→ **SELECTED EXCERPT**
President Uhuru Kenyatta launched the $650 million terminal project for Jomo Kenyatta International Airport (JKIA) in December 2013.
China’s Anhui Construction and China National Aero-Technology International Engineering Corporation (Catic) had been selected to build the terminal, which was expected to handle 20 million passengers a year.
“The decision to terminate the project by the Authority has been occasioned by the prevailing operational, economic and financial dynamics which have been on a downward trend over the last three years,” the Kenya Airports Authority (KAA) said.
The first phase of the new terminal had originally been due to be completed this year, although construction has not yet started.
New terminal facilities at JKIA over the past three years have increased its handling capacity to 7.5 million passengers a year, against demand of 6.5 million last year, KAA said.
JKIA, which serves as an aviation hub in the region, opened in 1978 with an annual passenger capacity of 2.5 million.
Further modernisation of the existing passenger and cargo handling facilities will continue and eventually increase capacity to 10.5 million passengers, KAA said.

→ **TASK DESCRIPTION**
Quote the section of the JKIA terminal text that begins with the words containing "JKIA, which serves" and ends with "passengers, KAA said.".

→ **DATASET CONTENT**
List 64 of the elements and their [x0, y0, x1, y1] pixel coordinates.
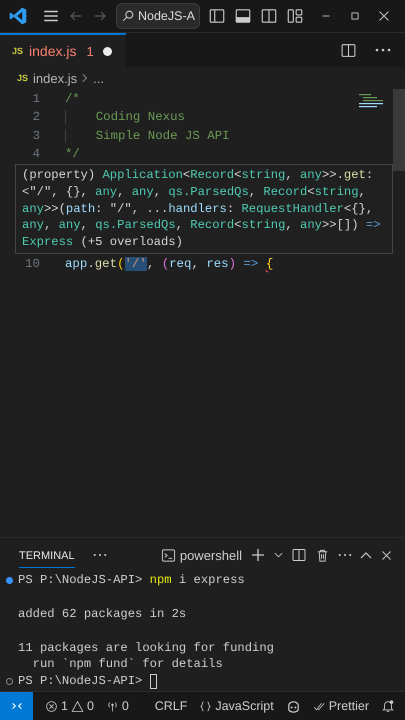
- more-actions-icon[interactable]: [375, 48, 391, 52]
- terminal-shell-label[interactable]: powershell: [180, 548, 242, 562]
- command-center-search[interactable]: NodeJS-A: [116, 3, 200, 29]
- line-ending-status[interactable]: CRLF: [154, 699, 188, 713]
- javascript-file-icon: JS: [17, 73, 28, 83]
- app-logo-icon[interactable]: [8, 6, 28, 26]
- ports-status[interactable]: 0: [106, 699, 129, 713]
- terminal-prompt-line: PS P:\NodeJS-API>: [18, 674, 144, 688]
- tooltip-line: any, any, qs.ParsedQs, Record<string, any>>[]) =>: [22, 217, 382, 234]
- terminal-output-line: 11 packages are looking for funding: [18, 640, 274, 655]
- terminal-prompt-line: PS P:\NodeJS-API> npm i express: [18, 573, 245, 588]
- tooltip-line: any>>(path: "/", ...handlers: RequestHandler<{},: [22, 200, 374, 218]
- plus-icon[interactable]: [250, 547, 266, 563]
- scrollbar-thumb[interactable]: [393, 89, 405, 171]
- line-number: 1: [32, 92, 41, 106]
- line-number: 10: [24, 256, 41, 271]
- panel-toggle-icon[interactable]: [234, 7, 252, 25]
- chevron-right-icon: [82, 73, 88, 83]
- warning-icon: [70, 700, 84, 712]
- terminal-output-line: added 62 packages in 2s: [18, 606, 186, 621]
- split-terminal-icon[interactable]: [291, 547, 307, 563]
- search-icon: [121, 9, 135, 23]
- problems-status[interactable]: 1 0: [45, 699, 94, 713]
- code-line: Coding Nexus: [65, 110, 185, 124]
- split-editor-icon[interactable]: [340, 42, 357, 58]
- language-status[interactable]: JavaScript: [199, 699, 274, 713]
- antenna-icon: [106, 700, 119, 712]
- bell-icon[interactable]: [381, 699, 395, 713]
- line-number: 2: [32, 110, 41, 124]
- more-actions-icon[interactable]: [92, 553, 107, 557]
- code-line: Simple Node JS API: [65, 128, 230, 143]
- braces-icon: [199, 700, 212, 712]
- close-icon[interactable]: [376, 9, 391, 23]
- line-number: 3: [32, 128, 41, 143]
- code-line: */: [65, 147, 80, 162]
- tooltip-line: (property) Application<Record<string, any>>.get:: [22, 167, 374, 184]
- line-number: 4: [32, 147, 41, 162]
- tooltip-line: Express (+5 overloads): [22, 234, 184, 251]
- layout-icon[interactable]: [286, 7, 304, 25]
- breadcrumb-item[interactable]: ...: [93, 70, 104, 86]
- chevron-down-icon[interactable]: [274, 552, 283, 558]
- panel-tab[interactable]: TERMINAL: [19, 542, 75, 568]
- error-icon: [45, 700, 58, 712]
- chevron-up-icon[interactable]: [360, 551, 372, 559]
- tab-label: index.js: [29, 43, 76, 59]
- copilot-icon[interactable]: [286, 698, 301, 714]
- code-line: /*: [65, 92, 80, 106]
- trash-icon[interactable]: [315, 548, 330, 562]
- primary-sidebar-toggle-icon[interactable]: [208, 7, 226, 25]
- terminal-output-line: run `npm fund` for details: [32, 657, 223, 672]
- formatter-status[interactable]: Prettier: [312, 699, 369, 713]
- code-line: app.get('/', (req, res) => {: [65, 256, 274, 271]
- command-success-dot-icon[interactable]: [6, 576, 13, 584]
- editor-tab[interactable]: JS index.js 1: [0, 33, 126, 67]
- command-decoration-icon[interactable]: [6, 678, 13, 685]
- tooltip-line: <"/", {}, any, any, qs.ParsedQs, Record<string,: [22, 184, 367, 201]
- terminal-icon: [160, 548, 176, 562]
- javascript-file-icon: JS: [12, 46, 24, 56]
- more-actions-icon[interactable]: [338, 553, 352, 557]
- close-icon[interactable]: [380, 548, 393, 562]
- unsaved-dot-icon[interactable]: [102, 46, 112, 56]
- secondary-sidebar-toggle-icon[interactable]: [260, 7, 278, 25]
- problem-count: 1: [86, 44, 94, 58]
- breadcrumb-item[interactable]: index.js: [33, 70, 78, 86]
...
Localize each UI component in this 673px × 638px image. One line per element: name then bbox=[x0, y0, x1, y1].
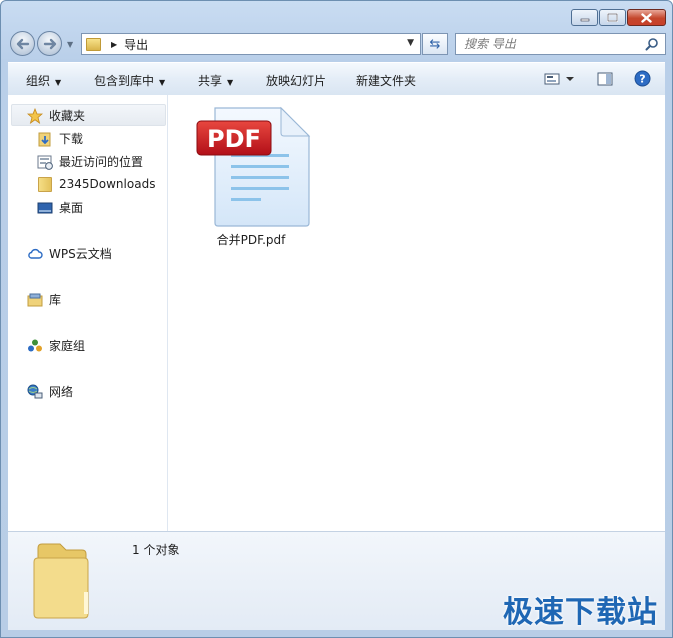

→ **EXPECTED ANSWER**
JKIA, which serves as an aviation hub in the region, opened in 1978 with an annual passenger capacity of 2.5 million.
Further modernisation of the existing passenger and cargo handling facilities will continue and eventually increase capacity to 10.5 million passengers, KAA said.